Report how many lines contain the word "whislo", with no other text.

◆ ◆ ◆ ◆ ◆ ◆ ◆

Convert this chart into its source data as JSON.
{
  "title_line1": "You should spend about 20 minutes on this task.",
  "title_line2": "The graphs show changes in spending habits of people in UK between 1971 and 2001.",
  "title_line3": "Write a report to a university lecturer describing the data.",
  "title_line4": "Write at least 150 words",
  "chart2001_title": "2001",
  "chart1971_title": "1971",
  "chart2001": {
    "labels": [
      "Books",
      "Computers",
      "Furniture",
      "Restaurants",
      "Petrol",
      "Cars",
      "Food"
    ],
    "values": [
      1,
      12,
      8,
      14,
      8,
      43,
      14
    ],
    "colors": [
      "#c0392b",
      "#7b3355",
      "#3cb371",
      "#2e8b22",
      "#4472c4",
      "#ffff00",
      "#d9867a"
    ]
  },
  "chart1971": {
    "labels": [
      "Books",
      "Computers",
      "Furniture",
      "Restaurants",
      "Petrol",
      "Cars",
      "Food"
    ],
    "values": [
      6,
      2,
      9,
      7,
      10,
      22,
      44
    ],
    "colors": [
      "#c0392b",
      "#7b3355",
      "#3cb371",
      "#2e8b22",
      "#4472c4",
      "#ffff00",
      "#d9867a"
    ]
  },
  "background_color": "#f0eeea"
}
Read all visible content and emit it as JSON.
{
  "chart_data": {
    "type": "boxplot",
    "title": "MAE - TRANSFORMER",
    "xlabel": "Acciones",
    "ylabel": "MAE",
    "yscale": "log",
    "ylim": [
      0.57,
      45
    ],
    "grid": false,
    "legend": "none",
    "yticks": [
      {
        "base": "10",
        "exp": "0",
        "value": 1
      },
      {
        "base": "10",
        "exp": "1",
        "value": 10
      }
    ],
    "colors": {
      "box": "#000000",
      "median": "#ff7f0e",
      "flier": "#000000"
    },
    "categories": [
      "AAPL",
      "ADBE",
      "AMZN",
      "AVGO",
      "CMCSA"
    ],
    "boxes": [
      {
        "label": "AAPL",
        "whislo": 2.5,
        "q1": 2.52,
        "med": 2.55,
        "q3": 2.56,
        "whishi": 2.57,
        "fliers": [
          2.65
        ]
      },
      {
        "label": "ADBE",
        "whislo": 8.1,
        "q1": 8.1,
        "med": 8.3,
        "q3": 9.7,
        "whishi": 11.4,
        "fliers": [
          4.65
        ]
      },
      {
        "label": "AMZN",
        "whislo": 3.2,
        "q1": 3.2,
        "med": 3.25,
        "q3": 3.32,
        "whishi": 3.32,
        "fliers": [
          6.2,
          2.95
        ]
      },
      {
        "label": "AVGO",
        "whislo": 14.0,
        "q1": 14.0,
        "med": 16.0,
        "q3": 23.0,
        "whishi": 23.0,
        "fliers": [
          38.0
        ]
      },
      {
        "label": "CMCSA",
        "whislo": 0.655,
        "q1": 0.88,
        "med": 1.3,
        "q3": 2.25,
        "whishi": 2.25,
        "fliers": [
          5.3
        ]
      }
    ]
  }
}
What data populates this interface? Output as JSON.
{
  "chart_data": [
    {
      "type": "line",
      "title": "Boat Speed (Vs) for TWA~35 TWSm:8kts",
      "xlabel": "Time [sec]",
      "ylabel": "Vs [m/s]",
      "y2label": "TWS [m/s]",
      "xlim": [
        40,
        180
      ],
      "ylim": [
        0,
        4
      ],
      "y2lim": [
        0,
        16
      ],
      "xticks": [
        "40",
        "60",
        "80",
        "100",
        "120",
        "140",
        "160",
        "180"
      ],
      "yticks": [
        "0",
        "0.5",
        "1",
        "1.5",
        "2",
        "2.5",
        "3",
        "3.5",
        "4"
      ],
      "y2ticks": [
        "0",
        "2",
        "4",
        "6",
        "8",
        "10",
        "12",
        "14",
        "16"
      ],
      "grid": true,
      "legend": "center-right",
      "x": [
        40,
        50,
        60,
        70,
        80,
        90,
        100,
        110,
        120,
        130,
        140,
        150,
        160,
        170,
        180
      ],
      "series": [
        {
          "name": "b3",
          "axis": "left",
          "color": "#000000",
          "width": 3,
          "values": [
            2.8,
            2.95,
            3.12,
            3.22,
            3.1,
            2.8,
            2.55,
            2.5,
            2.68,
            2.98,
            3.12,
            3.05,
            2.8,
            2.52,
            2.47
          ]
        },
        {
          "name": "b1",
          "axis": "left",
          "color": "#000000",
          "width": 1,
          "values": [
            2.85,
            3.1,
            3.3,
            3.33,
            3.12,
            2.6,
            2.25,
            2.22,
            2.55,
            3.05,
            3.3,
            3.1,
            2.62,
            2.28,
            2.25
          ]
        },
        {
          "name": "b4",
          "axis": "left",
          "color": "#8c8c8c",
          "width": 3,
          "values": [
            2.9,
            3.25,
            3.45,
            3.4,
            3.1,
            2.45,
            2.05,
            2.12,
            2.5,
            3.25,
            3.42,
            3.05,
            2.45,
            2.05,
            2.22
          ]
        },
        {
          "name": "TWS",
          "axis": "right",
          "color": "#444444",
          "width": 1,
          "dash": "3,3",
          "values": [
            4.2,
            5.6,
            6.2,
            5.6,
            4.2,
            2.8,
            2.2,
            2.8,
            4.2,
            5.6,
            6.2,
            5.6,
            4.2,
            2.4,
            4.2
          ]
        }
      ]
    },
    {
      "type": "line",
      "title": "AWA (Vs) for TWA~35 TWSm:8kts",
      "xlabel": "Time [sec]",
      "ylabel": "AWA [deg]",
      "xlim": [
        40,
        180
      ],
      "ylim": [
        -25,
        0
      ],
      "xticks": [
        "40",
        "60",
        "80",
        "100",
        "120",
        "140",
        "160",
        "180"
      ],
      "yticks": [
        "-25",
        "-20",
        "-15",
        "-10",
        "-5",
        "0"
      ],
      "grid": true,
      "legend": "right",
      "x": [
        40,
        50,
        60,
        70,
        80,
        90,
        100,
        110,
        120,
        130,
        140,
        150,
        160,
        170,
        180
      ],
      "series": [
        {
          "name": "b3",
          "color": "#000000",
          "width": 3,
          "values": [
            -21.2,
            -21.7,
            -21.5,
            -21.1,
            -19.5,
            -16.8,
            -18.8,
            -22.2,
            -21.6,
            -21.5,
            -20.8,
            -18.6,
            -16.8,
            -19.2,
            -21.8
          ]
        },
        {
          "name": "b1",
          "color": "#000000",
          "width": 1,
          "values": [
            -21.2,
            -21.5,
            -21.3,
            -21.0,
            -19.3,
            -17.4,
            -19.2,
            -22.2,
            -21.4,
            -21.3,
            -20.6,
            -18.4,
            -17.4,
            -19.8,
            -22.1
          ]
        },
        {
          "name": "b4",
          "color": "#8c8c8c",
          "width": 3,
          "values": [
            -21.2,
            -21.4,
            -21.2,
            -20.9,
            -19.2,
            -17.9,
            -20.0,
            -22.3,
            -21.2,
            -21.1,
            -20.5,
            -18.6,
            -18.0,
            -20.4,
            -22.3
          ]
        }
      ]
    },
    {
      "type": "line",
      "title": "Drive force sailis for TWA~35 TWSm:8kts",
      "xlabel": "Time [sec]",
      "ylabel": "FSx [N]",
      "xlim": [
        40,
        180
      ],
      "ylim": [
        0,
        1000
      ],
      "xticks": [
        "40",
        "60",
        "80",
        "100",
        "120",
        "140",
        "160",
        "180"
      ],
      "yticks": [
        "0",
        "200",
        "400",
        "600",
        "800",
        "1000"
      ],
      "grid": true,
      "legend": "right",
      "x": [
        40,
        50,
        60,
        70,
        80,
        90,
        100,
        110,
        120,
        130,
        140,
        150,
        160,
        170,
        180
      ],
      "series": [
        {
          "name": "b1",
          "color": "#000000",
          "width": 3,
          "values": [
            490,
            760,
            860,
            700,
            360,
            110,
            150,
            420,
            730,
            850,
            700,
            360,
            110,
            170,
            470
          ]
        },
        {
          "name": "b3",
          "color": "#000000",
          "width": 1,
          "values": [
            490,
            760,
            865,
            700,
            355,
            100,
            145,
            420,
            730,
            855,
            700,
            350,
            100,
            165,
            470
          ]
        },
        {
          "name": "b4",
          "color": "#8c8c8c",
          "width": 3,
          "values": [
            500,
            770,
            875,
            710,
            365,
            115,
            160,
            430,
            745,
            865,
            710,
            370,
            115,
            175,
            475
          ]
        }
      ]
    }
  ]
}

◆ ◆ ◆ ◆ ◆ ◆ ◆

* Solution to this task:
5